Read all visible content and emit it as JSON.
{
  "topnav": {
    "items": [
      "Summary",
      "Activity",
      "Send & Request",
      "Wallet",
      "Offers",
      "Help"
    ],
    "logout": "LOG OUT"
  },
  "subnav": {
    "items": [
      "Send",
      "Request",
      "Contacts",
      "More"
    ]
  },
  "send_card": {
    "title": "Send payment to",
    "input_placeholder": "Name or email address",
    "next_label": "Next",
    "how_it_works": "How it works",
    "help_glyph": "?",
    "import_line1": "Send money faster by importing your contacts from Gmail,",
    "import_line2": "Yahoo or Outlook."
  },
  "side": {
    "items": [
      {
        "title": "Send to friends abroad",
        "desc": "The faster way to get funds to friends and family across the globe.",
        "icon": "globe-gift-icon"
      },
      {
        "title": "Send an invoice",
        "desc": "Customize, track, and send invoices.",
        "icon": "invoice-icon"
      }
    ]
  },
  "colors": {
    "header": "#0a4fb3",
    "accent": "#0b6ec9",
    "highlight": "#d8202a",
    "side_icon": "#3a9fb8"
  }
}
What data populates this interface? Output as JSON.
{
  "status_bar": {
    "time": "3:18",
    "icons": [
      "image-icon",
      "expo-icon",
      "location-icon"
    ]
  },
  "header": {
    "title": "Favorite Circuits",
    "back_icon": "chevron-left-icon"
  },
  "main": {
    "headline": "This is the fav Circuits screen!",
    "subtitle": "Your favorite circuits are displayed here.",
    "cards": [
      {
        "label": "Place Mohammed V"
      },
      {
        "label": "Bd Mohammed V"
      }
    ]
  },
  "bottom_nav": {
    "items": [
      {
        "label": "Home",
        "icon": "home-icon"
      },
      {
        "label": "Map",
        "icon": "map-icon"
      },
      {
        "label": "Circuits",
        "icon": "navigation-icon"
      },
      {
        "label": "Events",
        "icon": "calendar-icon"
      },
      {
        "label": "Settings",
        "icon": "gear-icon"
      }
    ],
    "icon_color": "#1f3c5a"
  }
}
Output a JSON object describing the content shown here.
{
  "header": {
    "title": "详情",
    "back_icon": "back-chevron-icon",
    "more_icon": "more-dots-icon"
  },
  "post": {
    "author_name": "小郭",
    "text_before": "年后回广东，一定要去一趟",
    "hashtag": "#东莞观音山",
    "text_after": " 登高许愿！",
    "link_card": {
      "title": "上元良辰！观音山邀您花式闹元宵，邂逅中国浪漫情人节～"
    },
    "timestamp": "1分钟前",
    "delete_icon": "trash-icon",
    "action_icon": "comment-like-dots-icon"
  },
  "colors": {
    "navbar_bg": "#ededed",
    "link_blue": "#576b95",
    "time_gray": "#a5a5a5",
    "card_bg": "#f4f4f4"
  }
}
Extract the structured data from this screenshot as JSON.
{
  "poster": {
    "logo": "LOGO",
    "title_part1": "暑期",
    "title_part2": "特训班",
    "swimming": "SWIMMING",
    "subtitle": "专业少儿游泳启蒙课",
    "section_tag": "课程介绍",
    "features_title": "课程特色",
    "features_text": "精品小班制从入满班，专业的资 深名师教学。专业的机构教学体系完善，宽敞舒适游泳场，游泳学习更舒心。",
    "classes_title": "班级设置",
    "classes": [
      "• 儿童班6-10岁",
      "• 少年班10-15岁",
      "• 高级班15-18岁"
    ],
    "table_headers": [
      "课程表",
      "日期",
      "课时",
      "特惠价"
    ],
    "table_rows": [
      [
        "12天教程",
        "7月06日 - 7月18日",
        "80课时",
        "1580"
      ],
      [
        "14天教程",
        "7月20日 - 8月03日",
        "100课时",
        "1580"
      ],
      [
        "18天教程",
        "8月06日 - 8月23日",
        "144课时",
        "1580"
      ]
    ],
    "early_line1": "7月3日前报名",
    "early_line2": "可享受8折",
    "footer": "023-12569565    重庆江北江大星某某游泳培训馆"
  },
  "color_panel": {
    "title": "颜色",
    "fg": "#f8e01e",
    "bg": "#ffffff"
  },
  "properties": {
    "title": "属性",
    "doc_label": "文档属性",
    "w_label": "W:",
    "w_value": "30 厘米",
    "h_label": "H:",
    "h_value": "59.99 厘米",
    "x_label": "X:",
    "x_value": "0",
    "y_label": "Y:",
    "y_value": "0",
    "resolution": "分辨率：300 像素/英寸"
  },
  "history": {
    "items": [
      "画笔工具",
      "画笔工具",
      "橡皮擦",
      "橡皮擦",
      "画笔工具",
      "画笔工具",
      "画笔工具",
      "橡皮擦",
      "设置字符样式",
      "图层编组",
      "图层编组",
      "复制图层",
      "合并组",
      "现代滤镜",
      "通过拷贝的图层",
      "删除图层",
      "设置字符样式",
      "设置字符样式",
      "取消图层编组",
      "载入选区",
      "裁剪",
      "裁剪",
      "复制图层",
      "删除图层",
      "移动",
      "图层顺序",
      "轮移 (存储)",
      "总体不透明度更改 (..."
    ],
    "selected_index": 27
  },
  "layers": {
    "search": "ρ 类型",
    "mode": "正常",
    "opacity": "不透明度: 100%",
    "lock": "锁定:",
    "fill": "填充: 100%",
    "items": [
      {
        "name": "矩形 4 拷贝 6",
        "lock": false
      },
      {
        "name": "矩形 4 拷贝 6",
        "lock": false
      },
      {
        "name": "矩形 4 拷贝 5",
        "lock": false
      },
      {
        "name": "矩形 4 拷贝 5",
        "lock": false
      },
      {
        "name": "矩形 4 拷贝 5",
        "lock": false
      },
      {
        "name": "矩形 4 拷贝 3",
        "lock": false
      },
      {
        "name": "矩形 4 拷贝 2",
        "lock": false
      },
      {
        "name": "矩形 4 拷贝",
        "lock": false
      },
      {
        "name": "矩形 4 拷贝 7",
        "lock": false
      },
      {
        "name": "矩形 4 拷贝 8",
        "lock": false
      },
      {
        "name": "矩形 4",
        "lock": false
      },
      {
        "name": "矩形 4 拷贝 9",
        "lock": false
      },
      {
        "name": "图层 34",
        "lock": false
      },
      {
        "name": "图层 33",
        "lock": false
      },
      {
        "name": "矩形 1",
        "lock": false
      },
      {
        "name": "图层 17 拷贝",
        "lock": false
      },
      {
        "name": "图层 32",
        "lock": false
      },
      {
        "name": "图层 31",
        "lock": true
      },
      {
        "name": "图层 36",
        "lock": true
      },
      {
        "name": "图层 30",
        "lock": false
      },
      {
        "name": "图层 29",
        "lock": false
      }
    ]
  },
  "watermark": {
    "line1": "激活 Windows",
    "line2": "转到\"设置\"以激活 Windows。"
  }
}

• • • •

State how many lines of the listing above include the word "content". Give nothing but the number.

### TASK SOLUTION
2